### GIVEN INSTRUCTION
State how many lines contain "menor", and write nothing except that count.

### AVAILABLE RECORDS

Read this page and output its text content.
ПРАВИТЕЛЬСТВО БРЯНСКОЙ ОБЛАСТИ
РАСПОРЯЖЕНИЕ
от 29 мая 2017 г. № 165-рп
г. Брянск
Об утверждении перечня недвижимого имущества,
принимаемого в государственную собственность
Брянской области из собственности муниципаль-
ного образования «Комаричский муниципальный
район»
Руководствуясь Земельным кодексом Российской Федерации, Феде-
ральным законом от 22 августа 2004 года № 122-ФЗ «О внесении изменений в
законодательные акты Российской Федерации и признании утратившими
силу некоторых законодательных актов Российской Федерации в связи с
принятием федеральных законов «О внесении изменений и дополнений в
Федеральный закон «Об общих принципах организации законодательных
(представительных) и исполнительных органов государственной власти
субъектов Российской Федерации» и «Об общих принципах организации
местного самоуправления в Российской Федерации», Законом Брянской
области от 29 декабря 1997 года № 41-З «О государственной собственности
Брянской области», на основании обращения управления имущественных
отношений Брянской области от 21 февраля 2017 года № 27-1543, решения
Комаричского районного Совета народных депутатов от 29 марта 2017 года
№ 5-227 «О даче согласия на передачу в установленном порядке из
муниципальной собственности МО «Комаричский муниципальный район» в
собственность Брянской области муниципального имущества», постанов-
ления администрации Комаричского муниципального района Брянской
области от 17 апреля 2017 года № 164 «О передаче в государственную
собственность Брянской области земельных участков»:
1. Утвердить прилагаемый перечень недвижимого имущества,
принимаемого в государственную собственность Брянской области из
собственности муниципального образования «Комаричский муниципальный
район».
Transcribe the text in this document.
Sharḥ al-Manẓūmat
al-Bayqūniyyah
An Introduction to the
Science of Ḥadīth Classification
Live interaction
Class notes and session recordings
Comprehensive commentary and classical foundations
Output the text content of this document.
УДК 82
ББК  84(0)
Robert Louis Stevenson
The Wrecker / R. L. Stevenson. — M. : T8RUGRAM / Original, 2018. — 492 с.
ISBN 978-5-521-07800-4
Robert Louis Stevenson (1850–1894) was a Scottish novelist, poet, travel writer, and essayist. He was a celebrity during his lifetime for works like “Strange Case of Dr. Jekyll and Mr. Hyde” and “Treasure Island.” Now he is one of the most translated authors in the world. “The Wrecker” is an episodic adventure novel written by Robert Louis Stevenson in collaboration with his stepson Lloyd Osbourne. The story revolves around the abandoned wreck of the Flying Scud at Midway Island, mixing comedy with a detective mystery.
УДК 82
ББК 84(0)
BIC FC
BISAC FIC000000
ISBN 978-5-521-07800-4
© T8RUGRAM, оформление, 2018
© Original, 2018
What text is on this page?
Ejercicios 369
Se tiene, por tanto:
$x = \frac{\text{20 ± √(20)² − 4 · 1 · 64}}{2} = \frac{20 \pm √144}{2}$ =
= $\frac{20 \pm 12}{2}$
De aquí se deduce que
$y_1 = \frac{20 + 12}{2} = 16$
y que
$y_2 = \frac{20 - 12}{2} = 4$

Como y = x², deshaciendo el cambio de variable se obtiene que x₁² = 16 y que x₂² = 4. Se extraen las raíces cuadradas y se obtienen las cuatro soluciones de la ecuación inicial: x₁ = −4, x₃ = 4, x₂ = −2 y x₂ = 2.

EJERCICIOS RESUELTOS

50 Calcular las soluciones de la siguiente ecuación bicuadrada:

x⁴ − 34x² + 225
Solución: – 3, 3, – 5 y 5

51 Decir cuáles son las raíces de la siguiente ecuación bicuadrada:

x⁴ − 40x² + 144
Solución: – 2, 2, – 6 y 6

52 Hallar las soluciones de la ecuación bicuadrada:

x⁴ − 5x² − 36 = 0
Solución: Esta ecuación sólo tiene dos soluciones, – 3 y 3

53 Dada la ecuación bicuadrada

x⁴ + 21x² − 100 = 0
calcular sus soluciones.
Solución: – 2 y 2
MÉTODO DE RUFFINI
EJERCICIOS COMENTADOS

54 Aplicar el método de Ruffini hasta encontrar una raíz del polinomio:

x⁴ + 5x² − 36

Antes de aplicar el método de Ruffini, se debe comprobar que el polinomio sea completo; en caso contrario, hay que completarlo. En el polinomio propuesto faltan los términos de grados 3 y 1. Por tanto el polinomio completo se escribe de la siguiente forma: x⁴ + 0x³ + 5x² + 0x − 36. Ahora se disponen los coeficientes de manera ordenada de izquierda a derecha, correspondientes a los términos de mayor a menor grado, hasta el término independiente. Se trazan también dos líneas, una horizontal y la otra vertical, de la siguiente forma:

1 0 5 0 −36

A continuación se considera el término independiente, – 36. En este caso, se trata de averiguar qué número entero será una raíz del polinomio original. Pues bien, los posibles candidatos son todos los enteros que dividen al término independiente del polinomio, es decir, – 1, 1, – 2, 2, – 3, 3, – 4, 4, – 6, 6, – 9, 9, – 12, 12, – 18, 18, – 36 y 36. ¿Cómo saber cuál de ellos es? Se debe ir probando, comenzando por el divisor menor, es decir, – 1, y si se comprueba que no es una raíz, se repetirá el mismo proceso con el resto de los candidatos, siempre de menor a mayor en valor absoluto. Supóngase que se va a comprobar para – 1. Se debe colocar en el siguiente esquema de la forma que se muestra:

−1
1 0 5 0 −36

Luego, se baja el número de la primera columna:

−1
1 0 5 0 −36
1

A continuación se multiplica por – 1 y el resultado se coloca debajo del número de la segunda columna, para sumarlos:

### RESULT OF THE TASK
2